+++ EXERCISE MATERIALS +++

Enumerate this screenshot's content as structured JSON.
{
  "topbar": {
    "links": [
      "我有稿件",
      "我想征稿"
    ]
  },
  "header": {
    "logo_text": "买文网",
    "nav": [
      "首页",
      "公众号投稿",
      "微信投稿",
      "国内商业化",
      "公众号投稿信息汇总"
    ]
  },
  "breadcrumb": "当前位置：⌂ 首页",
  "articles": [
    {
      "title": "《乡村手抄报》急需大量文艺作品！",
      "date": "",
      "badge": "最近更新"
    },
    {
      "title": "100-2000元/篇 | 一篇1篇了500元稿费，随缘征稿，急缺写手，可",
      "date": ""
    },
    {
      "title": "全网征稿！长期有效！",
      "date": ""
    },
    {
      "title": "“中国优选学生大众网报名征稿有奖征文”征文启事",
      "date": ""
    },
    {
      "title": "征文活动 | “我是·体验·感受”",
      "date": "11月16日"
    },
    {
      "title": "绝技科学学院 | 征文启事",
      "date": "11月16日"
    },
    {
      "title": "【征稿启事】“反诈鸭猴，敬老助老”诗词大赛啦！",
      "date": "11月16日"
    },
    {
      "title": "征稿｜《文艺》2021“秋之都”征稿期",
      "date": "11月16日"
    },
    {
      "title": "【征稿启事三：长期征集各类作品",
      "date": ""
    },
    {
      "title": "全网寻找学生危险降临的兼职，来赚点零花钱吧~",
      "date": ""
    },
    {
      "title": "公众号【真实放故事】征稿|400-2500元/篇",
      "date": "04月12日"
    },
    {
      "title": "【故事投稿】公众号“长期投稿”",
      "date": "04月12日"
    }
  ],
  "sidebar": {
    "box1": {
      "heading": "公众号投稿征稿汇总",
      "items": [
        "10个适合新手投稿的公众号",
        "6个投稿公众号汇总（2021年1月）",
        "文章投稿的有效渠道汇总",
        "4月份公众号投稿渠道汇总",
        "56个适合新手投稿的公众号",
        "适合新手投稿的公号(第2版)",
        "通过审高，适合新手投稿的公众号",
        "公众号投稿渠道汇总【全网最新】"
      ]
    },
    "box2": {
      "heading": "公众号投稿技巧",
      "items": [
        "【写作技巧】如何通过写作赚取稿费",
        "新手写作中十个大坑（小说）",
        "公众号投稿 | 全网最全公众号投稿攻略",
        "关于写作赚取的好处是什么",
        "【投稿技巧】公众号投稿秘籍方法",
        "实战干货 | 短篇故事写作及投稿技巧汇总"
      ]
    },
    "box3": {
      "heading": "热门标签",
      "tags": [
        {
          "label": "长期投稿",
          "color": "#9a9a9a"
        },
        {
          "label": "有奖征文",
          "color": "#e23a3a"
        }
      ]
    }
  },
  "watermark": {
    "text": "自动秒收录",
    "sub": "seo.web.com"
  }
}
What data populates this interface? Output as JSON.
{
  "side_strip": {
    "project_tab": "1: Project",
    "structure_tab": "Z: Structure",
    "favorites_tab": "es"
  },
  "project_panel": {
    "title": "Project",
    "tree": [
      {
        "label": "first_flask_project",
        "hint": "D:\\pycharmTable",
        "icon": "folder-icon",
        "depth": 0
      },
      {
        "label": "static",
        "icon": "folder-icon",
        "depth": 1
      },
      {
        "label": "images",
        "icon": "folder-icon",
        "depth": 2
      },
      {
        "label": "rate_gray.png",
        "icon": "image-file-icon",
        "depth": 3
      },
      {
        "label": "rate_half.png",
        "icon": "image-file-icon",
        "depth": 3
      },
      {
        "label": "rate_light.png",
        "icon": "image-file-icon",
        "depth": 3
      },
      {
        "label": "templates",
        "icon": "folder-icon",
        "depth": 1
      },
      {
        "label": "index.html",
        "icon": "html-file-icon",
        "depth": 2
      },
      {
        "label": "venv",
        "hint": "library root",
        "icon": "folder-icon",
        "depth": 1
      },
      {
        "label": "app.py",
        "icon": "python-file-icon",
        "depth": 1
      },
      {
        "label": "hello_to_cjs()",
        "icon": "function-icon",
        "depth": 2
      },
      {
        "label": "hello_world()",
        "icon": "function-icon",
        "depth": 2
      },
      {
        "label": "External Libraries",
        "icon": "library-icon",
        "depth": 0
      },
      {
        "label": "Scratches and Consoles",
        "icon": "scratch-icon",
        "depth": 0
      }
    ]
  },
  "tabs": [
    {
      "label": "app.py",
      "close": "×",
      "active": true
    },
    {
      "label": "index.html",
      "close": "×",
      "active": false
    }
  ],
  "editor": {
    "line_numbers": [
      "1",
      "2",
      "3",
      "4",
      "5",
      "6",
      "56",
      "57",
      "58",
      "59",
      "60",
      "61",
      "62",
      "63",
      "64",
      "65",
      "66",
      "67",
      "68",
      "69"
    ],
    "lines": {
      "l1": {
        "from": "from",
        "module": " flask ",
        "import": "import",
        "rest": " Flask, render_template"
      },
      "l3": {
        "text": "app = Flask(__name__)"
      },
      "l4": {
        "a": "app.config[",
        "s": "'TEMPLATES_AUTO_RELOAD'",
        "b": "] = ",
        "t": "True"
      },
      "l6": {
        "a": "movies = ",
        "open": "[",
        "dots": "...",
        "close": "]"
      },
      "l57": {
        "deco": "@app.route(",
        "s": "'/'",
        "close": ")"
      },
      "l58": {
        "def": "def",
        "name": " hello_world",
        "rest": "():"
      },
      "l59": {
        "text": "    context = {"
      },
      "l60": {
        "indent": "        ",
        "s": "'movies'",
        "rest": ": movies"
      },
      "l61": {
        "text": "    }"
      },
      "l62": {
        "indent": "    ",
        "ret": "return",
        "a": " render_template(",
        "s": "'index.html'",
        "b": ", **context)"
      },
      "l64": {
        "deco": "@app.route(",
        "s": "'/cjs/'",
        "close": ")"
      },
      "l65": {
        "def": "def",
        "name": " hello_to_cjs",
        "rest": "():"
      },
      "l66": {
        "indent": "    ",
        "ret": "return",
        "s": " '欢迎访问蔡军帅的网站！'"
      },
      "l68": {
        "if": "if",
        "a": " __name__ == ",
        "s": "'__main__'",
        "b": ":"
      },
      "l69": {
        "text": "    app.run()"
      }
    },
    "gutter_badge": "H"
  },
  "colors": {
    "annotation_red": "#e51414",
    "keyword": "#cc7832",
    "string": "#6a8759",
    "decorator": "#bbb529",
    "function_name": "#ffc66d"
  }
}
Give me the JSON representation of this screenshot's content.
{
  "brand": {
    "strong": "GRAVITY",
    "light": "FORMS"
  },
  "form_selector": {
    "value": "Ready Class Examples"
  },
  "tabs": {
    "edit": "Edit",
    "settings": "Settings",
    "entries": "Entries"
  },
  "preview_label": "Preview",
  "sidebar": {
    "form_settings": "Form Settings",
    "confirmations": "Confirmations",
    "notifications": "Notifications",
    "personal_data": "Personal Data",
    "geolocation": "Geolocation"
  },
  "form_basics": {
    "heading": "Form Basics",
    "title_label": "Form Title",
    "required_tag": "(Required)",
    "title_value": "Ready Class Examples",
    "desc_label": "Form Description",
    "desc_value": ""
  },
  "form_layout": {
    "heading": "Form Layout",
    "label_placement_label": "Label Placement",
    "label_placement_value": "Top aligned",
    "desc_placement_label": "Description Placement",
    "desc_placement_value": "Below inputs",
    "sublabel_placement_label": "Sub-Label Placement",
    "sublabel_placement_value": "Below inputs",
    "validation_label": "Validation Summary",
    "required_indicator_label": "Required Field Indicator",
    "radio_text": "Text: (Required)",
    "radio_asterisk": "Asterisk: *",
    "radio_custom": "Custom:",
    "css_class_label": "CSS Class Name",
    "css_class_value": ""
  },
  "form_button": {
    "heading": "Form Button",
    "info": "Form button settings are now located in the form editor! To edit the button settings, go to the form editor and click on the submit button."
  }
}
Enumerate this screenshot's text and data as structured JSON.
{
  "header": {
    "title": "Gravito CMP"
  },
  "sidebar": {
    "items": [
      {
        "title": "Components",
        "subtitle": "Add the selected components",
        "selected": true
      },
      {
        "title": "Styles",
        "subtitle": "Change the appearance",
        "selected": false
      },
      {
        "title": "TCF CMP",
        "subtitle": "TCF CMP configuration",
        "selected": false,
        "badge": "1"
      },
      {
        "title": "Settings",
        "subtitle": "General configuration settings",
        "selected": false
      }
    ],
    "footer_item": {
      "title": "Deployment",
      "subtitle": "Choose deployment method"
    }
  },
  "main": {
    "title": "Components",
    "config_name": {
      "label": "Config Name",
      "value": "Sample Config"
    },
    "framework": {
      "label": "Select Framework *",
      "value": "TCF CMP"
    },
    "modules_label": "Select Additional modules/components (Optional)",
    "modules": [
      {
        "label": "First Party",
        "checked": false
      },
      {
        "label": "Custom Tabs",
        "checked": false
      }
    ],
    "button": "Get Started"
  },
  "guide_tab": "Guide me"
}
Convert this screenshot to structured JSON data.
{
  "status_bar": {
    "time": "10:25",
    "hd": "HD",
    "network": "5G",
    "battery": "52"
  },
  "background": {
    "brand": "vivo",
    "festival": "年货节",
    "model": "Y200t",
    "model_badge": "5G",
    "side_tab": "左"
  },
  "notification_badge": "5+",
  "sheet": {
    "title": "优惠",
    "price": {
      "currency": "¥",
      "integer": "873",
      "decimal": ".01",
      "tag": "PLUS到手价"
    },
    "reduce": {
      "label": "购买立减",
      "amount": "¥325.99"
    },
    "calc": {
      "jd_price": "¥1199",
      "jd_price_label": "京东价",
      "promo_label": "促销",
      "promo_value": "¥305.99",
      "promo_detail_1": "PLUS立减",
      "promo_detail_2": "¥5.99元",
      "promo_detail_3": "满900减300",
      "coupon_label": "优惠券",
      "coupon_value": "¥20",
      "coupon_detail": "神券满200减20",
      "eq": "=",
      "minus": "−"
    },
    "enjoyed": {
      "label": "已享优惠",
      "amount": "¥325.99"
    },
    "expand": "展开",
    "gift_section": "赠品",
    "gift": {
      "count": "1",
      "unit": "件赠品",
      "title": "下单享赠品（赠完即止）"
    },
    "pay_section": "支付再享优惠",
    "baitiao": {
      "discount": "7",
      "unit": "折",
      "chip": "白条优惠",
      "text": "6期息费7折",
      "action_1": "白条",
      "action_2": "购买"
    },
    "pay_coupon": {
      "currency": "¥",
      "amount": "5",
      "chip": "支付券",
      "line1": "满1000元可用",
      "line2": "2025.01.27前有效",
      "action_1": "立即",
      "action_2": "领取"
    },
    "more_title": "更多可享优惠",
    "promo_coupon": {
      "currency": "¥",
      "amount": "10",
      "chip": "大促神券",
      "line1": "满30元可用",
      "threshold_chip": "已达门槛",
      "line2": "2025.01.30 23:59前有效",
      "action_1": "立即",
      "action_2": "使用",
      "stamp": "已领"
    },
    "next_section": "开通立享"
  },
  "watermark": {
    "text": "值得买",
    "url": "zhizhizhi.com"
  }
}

+++

Output the line holding "Convert this screenshot", then every later line through the end of the records above, exactly as given and nothing else.

TASK ANSWER:
Convert this screenshot to structured JSON data.
{
  "status_bar": {
    "time": "10:25",
    "hd": "HD",
    "network": "5G",
    "battery": "52"
  },
  "background": {
    "brand": "vivo",
    "festival": "年货节",
    "model": "Y200t",
    "model_badge": "5G",
    "side_tab": "左"
  },
  "notification_badge": "5+",
  "sheet": {
    "title": "优惠",
    "price": {
      "currency": "¥",
      "integer": "873",
      "decimal": ".01",
      "tag": "PLUS到手价"
    },
    "reduce": {
      "label": "购买立减",
      "amount": "¥325.99"
    },
    "calc": {
      "jd_price": "¥1199",
      "jd_price_label": "京东价",
      "promo_label": "促销",
      "promo_value": "¥305.99",
      "promo_detail_1": "PLUS立减",
      "promo_detail_2": "¥5.99元",
      "promo_detail_3": "满900减300",
      "coupon_label": "优惠券",
      "coupon_value": "¥20",
      "coupon_detail": "神券满200减20",
      "eq": "=",
      "minus": "−"
    },
    "enjoyed": {
      "label": "已享优惠",
      "amount": "¥325.99"
    },
    "expand": "展开",
    "gift_section": "赠品",
    "gift": {
      "count": "1",
      "unit": "件赠品",
      "title": "下单享赠品（赠完即止）"
    },
    "pay_section": "支付再享优惠",
    "baitiao": {
      "discount": "7",
      "unit": "折",
      "chip": "白条优惠",
      "text": "6期息费7折",
      "action_1": "白条",
      "action_2": "购买"
    },
    "pay_coupon": {
      "currency": "¥",
      "amount": "5",
      "chip": "支付券",
      "line1": "满1000元可用",
      "line2": "2025.01.27前有效",
      "action_1": "立即",
      "action_2": "领取"
    },
    "more_title": "更多可享优惠",
    "promo_coupon": {
      "currency": "¥",
      "amount": "10",
      "chip": "大促神券",
      "line1": "满30元可用",
      "threshold_chip": "已达门槛",
      "line2": "2025.01.30 23:59前有效",
      "action_1": "立即",
      "action_2": "使用",
      "stamp": "已领"
    },
    "next_section": "开通立享"
  },
  "watermark": {
    "text": "值得买",
    "url": "zhizhizhi.com"
  }
}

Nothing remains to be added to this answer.